=== DATA EXCERPTS ===

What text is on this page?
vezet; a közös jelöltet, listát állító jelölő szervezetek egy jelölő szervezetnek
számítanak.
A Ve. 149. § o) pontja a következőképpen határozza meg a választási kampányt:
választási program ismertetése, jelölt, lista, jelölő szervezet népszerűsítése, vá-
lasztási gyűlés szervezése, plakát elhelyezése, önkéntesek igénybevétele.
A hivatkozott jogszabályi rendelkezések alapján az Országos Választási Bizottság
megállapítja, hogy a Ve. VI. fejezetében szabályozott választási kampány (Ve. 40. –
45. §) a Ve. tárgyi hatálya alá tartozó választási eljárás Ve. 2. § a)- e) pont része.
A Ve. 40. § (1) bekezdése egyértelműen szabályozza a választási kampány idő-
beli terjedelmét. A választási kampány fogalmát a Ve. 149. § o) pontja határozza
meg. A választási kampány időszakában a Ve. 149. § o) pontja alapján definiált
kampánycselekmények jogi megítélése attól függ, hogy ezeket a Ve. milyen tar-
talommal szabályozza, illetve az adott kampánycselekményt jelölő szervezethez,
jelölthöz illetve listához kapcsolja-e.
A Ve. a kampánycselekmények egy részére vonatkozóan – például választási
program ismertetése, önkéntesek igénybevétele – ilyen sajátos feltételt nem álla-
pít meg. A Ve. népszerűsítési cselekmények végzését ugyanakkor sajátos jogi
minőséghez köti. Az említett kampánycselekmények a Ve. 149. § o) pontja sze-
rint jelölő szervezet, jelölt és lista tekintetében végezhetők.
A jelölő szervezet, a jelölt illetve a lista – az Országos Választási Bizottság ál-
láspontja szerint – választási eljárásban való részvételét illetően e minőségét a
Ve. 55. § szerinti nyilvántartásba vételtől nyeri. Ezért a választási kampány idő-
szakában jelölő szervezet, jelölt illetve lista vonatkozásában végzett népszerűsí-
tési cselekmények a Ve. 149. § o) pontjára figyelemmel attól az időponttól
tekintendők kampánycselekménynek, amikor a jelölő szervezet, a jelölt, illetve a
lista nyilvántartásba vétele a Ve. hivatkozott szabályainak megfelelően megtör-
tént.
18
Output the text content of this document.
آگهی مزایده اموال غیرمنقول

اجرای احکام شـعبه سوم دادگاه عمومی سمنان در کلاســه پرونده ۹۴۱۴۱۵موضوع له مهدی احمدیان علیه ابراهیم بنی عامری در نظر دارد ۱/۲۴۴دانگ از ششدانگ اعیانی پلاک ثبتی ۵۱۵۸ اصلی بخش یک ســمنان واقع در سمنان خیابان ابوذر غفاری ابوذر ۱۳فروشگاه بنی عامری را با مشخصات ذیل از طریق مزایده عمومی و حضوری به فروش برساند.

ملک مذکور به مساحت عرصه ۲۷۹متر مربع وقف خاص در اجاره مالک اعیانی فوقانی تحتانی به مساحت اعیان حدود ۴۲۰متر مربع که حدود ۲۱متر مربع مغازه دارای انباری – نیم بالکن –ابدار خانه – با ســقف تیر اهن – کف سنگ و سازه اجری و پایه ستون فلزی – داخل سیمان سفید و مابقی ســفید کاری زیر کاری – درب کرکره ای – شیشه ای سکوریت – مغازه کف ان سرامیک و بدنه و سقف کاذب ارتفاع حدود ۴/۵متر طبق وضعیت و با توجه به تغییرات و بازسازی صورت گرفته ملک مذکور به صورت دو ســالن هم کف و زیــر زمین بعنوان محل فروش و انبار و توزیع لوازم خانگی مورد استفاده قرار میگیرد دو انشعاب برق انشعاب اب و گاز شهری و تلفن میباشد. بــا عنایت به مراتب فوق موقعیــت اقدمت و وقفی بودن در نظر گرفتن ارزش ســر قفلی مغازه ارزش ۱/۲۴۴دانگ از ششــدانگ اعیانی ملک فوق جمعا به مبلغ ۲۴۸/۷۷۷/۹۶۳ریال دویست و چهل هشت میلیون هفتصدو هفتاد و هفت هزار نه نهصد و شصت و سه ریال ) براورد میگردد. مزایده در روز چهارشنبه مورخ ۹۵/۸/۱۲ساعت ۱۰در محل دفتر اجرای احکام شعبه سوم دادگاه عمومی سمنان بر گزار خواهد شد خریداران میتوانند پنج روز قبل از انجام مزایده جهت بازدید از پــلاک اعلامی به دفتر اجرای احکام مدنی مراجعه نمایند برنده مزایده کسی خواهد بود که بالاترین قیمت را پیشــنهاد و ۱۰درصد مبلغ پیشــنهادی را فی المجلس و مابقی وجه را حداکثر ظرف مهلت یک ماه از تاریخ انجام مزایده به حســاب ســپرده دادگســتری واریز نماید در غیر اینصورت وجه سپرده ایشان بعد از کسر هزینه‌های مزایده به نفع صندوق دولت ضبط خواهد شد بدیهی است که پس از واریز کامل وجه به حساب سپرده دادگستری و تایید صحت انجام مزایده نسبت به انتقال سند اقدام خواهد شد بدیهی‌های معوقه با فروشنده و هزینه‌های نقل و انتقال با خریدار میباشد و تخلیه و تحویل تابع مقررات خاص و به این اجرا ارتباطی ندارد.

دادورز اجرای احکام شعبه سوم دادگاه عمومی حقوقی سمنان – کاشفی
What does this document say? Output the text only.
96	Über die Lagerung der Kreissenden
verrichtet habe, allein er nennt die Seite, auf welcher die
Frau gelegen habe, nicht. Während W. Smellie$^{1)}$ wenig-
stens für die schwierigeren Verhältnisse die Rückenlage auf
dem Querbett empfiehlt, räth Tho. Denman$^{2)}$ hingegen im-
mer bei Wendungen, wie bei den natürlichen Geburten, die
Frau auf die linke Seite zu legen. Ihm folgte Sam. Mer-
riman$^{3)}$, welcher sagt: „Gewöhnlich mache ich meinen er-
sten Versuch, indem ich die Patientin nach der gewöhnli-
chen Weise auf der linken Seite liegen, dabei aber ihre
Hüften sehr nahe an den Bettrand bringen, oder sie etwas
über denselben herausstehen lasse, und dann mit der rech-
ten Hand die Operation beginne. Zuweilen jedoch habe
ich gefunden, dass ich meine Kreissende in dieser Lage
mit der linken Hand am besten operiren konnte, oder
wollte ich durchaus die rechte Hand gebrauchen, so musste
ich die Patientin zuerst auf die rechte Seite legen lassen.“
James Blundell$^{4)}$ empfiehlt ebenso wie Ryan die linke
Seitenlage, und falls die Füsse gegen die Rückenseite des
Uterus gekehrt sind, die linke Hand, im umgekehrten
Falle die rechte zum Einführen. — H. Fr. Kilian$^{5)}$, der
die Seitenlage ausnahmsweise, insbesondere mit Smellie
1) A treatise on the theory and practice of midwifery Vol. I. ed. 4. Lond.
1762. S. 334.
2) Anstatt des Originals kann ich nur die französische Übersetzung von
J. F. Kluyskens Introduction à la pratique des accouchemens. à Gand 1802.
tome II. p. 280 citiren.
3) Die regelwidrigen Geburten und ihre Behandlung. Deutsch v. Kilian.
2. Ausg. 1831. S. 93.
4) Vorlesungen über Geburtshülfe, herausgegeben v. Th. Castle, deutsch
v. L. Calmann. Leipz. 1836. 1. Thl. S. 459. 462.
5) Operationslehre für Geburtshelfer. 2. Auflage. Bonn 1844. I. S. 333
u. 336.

===

**PROBLEM:**
Copy each record from above exactly, and include every line.

**WRITTEN SOLUTION:**
What text is on this page?
vezet; a közös jelöltet, listát állító jelölő szervezetek egy jelölő szervezetnek
számítanak.
A Ve. 149. § o) pontja a következőképpen határozza meg a választási kampányt:
választási program ismertetése, jelölt, lista, jelölő szervezet népszerűsítése, vá-
lasztási gyűlés szervezése, plakát elhelyezése, önkéntesek igénybevétele.
A hivatkozott jogszabályi rendelkezések alapján az Országos Választási Bizottság
megállapítja, hogy a Ve. VI. fejezetében szabályozott választási kampány (Ve. 40. –
45. §) a Ve. tárgyi hatálya alá tartozó választási eljárás Ve. 2. § a)- e) pont része.
A Ve. 40. § (1) bekezdése egyértelműen szabályozza a választási kampány idő-
beli terjedelmét. A választási kampány fogalmát a Ve. 149. § o) pontja határozza
meg. A választási kampány időszakában a Ve. 149. § o) pontja alapján definiált
kampánycselekmények jogi megítélése attól függ, hogy ezeket a Ve. milyen tar-
talommal szabályozza, illetve az adott kampánycselekményt jelölő szervezethez,
jelölthöz illetve listához kapcsolja-e.
A Ve. a kampánycselekmények egy részére vonatkozóan – például választási
program ismertetése, önkéntesek igénybevétele – ilyen sajátos feltételt nem álla-
pít meg. A Ve. népszerűsítési cselekmények végzését ugyanakkor sajátos jogi
minőséghez köti. Az említett kampánycselekmények a Ve. 149. § o) pontja sze-
rint jelölő szervezet, jelölt és lista tekintetében végezhetők.
A jelölő szervezet, a jelölt illetve a lista – az Országos Választási Bizottság ál-
láspontja szerint – választási eljárásban való részvételét illetően e minőségét a
Ve. 55. § szerinti nyilvántartásba vételtől nyeri. Ezért a választási kampány idő-
szakában jelölő szervezet, jelölt illetve lista vonatkozásában végzett népszerűsí-
tési cselekmények a Ve. 149. § o) pontjára figyelemmel attól az időponttól
tekintendők kampánycselekménynek, amikor a jelölő szervezet, a jelölt, illetve a
lista nyilvántartásba vétele a Ve. hivatkozott szabályainak megfelelően megtör-
tént.
18
Output the text content of this document.
آگهی مزایده اموال غیرمنقول

اجرای احکام شـعبه سوم دادگاه عمومی سمنان در کلاســه پرونده ۹۴۱۴۱۵موضوع له مهدی احمدیان علیه ابراهیم بنی عامری در نظر دارد ۱/۲۴۴دانگ از ششدانگ اعیانی پلاک ثبتی ۵۱۵۸ اصلی بخش یک ســمنان واقع در سمنان خیابان ابوذر غفاری ابوذر ۱۳فروشگاه بنی عامری را با مشخصات ذیل از طریق مزایده عمومی و حضوری به فروش برساند.

ملک مذکور به مساحت عرصه ۲۷۹متر مربع وقف خاص در اجاره مالک اعیانی فوقانی تحتانی به مساحت اعیان حدود ۴۲۰متر مربع که حدود ۲۱متر مربع مغازه دارای انباری – نیم بالکن –ابدار خانه – با ســقف تیر اهن – کف سنگ و سازه اجری و پایه ستون فلزی – داخل سیمان سفید و مابقی ســفید کاری زیر کاری – درب کرکره ای – شیشه ای سکوریت – مغازه کف ان سرامیک و بدنه و سقف کاذب ارتفاع حدود ۴/۵متر طبق وضعیت و با توجه به تغییرات و بازسازی صورت گرفته ملک مذکور به صورت دو ســالن هم کف و زیــر زمین بعنوان محل فروش و انبار و توزیع لوازم خانگی مورد استفاده قرار میگیرد دو انشعاب برق انشعاب اب و گاز شهری و تلفن میباشد. بــا عنایت به مراتب فوق موقعیــت اقدمت و وقفی بودن در نظر گرفتن ارزش ســر قفلی مغازه ارزش ۱/۲۴۴دانگ از ششــدانگ اعیانی ملک فوق جمعا به مبلغ ۲۴۸/۷۷۷/۹۶۳ریال دویست و چهل هشت میلیون هفتصدو هفتاد و هفت هزار نه نهصد و شصت و سه ریال ) براورد میگردد. مزایده در روز چهارشنبه مورخ ۹۵/۸/۱۲ساعت ۱۰در محل دفتر اجرای احکام شعبه سوم دادگاه عمومی سمنان بر گزار خواهد شد خریداران میتوانند پنج روز قبل از انجام مزایده جهت بازدید از پــلاک اعلامی به دفتر اجرای احکام مدنی مراجعه نمایند برنده مزایده کسی خواهد بود که بالاترین قیمت را پیشــنهاد و ۱۰درصد مبلغ پیشــنهادی را فی المجلس و مابقی وجه را حداکثر ظرف مهلت یک ماه از تاریخ انجام مزایده به حســاب ســپرده دادگســتری واریز نماید در غیر اینصورت وجه سپرده ایشان بعد از کسر هزینه‌های مزایده به نفع صندوق دولت ضبط خواهد شد بدیهی است که پس از واریز کامل وجه به حساب سپرده دادگستری و تایید صحت انجام مزایده نسبت به انتقال سند اقدام خواهد شد بدیهی‌های معوقه با فروشنده و هزینه‌های نقل و انتقال با خریدار میباشد و تخلیه و تحویل تابع مقررات خاص و به این اجرا ارتباطی ندارد.

دادورز اجرای احکام شعبه سوم دادگاه عمومی حقوقی سمنان – کاشفی
What does this document say? Output the text only.
96	Über die Lagerung der Kreissenden
verrichtet habe, allein er nennt die Seite, auf welcher die
Frau gelegen habe, nicht. Während W. Smellie$^{1)}$ wenig-
stens für die schwierigeren Verhältnisse die Rückenlage auf
dem Querbett empfiehlt, räth Tho. Denman$^{2)}$ hingegen im-
mer bei Wendungen, wie bei den natürlichen Geburten, die
Frau auf die linke Seite zu legen. Ihm folgte Sam. Mer-
riman$^{3)}$, welcher sagt: „Gewöhnlich mache ich meinen er-
sten Versuch, indem ich die Patientin nach der gewöhnli-
chen Weise auf der linken Seite liegen, dabei aber ihre
Hüften sehr nahe an den Bettrand bringen, oder sie etwas
über denselben herausstehen lasse, und dann mit der rech-
ten Hand die Operation beginne. Zuweilen jedoch habe
ich gefunden, dass ich meine Kreissende in dieser Lage
mit der linken Hand am besten operiren konnte, oder
wollte ich durchaus die rechte Hand gebrauchen, so musste
ich die Patientin zuerst auf die rechte Seite legen lassen.“
James Blundell$^{4)}$ empfiehlt ebenso wie Ryan die linke
Seitenlage, und falls die Füsse gegen die Rückenseite des
Uterus gekehrt sind, die linke Hand, im umgekehrten
Falle die rechte zum Einführen. — H. Fr. Kilian$^{5)}$, der
die Seitenlage ausnahmsweise, insbesondere mit Smellie
1) A treatise on the theory and practice of midwifery Vol. I. ed. 4. Lond.
1762. S. 334.
2) Anstatt des Originals kann ich nur die französische Übersetzung von
J. F. Kluyskens Introduction à la pratique des accouchemens. à Gand 1802.
tome II. p. 280 citiren.
3) Die regelwidrigen Geburten und ihre Behandlung. Deutsch v. Kilian.
2. Ausg. 1831. S. 93.
4) Vorlesungen über Geburtshülfe, herausgegeben v. Th. Castle, deutsch
v. L. Calmann. Leipz. 1836. 1. Thl. S. 459. 462.
5) Operationslehre für Geburtshelfer. 2. Auflage. Bonn 1844. I. S. 333
u. 336.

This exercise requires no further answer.